■ PROMPT
Copy out all of the material exactly.

■ DATA
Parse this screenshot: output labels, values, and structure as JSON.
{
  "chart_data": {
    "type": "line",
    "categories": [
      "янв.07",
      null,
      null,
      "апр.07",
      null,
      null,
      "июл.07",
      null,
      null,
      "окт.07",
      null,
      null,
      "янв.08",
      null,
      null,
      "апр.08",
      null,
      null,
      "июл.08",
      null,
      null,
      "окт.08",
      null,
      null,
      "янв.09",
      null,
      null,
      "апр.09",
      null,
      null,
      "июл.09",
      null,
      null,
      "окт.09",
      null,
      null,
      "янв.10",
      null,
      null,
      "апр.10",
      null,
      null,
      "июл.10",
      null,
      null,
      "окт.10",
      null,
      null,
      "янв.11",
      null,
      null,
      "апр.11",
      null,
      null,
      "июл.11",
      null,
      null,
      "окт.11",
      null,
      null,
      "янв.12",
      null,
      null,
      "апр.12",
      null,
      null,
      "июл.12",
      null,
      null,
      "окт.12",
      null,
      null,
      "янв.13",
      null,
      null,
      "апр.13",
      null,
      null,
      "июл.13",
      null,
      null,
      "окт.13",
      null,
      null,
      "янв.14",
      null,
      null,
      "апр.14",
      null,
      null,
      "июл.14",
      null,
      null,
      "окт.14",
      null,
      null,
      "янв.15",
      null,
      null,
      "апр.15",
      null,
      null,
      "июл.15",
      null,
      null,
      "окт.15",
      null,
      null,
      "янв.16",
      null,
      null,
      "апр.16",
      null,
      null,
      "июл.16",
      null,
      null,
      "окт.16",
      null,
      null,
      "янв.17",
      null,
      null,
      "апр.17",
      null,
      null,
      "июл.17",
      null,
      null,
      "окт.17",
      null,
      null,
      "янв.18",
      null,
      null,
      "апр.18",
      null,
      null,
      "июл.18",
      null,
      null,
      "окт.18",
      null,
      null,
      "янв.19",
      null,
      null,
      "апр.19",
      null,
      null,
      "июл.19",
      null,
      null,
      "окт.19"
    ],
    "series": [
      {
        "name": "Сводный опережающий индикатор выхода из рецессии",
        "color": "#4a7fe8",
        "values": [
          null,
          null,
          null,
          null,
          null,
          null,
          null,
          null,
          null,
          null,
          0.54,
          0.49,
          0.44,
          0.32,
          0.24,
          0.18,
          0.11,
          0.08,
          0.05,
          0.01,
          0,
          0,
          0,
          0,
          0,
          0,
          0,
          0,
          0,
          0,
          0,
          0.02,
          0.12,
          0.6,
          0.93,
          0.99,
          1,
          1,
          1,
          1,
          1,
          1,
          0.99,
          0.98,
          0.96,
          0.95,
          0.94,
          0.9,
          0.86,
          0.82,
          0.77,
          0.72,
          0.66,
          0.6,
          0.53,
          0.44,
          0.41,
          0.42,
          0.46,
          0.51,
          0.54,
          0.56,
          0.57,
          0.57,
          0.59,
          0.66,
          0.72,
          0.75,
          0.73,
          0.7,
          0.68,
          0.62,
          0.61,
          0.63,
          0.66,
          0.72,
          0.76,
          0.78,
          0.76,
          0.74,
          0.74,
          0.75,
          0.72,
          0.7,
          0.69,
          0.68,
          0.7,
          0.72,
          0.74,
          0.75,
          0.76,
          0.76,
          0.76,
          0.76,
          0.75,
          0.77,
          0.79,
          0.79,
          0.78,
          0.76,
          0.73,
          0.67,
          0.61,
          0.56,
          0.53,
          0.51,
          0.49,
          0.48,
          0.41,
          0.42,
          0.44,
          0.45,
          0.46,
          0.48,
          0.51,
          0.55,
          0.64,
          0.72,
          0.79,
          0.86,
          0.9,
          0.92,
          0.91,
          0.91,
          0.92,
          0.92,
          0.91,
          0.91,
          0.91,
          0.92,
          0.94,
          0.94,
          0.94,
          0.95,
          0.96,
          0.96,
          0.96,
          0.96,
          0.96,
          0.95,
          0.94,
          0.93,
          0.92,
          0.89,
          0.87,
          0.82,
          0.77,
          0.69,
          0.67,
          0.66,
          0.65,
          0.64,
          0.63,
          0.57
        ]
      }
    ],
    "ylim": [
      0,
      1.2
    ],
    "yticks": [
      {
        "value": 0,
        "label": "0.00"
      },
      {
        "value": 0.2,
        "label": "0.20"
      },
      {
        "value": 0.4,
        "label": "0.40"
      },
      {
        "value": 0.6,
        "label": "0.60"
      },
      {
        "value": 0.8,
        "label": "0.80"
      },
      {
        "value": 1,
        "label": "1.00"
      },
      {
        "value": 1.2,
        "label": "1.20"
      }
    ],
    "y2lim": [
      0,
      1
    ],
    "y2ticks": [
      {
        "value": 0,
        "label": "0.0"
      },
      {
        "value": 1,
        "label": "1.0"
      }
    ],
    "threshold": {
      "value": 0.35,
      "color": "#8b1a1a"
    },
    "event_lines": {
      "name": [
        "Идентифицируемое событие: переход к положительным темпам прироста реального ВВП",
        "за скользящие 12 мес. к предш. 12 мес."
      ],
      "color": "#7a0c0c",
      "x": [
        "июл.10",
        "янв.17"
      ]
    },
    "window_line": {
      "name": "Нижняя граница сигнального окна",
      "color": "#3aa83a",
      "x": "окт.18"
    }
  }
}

■ WRITTEN SOLUTION
Parse this screenshot: output labels, values, and structure as JSON.
{
  "chart_data": {
    "type": "line",
    "categories": [
      "янв.07",
      null,
      null,
      "апр.07",
      null,
      null,
      "июл.07",
      null,
      null,
      "окт.07",
      null,
      null,
      "янв.08",
      null,
      null,
      "апр.08",
      null,
      null,
      "июл.08",
      null,
      null,
      "окт.08",
      null,
      null,
      "янв.09",
      null,
      null,
      "апр.09",
      null,
      null,
      "июл.09",
      null,
      null,
      "окт.09",
      null,
      null,
      "янв.10",
      null,
      null,
      "апр.10",
      null,
      null,
      "июл.10",
      null,
      null,
      "окт.10",
      null,
      null,
      "янв.11",
      null,
      null,
      "апр.11",
      null,
      null,
      "июл.11",
      null,
      null,
      "окт.11",
      null,
      null,
      "янв.12",
      null,
      null,
      "апр.12",
      null,
      null,
      "июл.12",
      null,
      null,
      "окт.12",
      null,
      null,
      "янв.13",
      null,
      null,
      "апр.13",
      null,
      null,
      "июл.13",
      null,
      null,
      "окт.13",
      null,
      null,
      "янв.14",
      null,
      null,
      "апр.14",
      null,
      null,
      "июл.14",
      null,
      null,
      "окт.14",
      null,
      null,
      "янв.15",
      null,
      null,
      "апр.15",
      null,
      null,
      "июл.15",
      null,
      null,
      "окт.15",
      null,
      null,
      "янв.16",
      null,
      null,
      "апр.16",
      null,
      null,
      "июл.16",
      null,
      null,
      "окт.16",
      null,
      null,
      "янв.17",
      null,
      null,
      "апр.17",
      null,
      null,
      "июл.17",
      null,
      null,
      "окт.17",
      null,
      null,
      "янв.18",
      null,
      null,
      "апр.18",
      null,
      null,
      "июл.18",
      null,
      null,
      "окт.18",
      null,
      null,
      "янв.19",
      null,
      null,
      "апр.19",
      null,
      null,
      "июл.19",
      null,
      null,
      "окт.19"
    ],
    "series": [
      {
        "name": "Сводный опережающий индикатор выхода из рецессии",
        "color": "#4a7fe8",
        "values": [
          null,
          null,
          null,
          null,
          null,
          null,
          null,
          null,
          null,
          null,
          0.54,
          0.49,
          0.44,
          0.32,
          0.24,
          0.18,
          0.11,
          0.08,
          0.05,
          0.01,
          0,
          0,
          0,
          0,
          0,
          0,
          0,
          0,
          0,
          0,
          0,
          0.02,
          0.12,
          0.6,
          0.93,
          0.99,
          1,
          1,
          1,
          1,
          1,
          1,
          0.99,
          0.98,
          0.96,
          0.95,
          0.94,
          0.9,
          0.86,
          0.82,
          0.77,
          0.72,
          0.66,
          0.6,
          0.53,
          0.44,
          0.41,
          0.42,
          0.46,
          0.51,
          0.54,
          0.56,
          0.57,
          0.57,
          0.59,
          0.66,
          0.72,
          0.75,
          0.73,
          0.7,
          0.68,
          0.62,
          0.61,
          0.63,
          0.66,
          0.72,
          0.76,
          0.78,
          0.76,
          0.74,
          0.74,
          0.75,
          0.72,
          0.7,
          0.69,
          0.68,
          0.7,
          0.72,
          0.74,
          0.75,
          0.76,
          0.76,
          0.76,
          0.76,
          0.75,
          0.77,
          0.79,
          0.79,
          0.78,
          0.76,
          0.73,
          0.67,
          0.61,
          0.56,
          0.53,
          0.51,
          0.49,
          0.48,
          0.41,
          0.42,
          0.44,
          0.45,
          0.46,
          0.48,
          0.51,
          0.55,
          0.64,
          0.72,
          0.79,
          0.86,
          0.9,
          0.92,
          0.91,
          0.91,
          0.92,
          0.92,
          0.91,
          0.91,
          0.91,
          0.92,
          0.94,
          0.94,
          0.94,
          0.95,
          0.96,
          0.96,
          0.96,
          0.96,
          0.96,
          0.95,
          0.94,
          0.93,
          0.92,
          0.89,
          0.87,
          0.82,
          0.77,
          0.69,
          0.67,
          0.66,
          0.65,
          0.64,
          0.63,
          0.57
        ]
      }
    ],
    "ylim": [
      0,
      1.2
    ],
    "yticks": [
      {
        "value": 0,
        "label": "0.00"
      },
      {
        "value": 0.2,
        "label": "0.20"
      },
      {
        "value": 0.4,
        "label": "0.40"
      },
      {
        "value": 0.6,
        "label": "0.60"
      },
      {
        "value": 0.8,
        "label": "0.80"
      },
      {
        "value": 1,
        "label": "1.00"
      },
      {
        "value": 1.2,
        "label": "1.20"
      }
    ],
    "y2lim": [
      0,
      1
    ],
    "y2ticks": [
      {
        "value": 0,
        "label": "0.0"
      },
      {
        "value": 1,
        "label": "1.0"
      }
    ],
    "threshold": {
      "value": 0.35,
      "color": "#8b1a1a"
    },
    "event_lines": {
      "name": [
        "Идентифицируемое событие: переход к положительным темпам прироста реального ВВП",
        "за скользящие 12 мес. к предш. 12 мес."
      ],
      "color": "#7a0c0c",
      "x": [
        "июл.10",
        "янв.17"
      ]
    },
    "window_line": {
      "name": "Нижняя граница сигнального окна",
      "color": "#3aa83a",
      "x": "окт.18"
    }
  }
}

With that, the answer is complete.